### TASK DATA
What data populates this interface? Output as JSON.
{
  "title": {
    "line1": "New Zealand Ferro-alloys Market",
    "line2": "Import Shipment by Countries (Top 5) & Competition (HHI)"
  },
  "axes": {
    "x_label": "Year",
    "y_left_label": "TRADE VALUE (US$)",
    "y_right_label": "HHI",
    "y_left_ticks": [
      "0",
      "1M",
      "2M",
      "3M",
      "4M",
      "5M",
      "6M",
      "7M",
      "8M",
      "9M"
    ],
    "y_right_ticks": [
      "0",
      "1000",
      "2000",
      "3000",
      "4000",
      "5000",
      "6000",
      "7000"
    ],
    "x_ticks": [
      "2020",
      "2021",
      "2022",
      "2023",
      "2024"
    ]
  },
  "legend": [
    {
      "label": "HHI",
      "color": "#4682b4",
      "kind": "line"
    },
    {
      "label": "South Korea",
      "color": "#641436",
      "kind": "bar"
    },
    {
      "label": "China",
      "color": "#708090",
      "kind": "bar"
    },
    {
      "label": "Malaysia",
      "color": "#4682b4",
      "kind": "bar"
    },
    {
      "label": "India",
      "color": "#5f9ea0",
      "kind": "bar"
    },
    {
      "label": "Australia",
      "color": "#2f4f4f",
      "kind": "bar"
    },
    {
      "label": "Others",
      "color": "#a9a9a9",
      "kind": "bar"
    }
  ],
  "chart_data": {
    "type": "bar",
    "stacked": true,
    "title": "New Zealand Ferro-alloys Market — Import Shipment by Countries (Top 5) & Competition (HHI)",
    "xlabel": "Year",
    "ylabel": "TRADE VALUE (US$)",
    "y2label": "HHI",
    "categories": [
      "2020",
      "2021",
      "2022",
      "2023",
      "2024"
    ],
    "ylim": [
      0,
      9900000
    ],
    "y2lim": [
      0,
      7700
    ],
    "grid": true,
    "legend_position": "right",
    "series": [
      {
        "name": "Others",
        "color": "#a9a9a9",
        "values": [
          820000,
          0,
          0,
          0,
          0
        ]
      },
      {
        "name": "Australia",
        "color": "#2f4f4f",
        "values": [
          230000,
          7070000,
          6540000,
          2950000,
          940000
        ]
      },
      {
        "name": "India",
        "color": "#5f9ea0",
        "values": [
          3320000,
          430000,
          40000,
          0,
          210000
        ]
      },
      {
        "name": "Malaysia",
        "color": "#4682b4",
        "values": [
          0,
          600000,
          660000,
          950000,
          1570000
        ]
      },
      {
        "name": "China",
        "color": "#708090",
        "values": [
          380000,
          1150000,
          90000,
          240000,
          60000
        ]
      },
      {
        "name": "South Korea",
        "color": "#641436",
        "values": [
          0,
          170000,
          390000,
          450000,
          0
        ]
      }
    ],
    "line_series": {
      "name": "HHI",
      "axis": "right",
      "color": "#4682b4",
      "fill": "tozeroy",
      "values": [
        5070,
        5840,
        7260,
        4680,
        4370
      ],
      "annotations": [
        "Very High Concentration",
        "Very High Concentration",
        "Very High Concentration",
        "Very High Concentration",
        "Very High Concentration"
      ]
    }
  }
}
######
» **OBJECTIVE**: Your task is to pick out every line with the string "alloys" and copy it.

» **CORRECT OUTPUT**:
    "line1": "New Zealand Ferro-alloys Market",
    "title": "New Zealand Ferro-alloys Market — Import Shipment by Countries (Top 5) & Competition (HHI)",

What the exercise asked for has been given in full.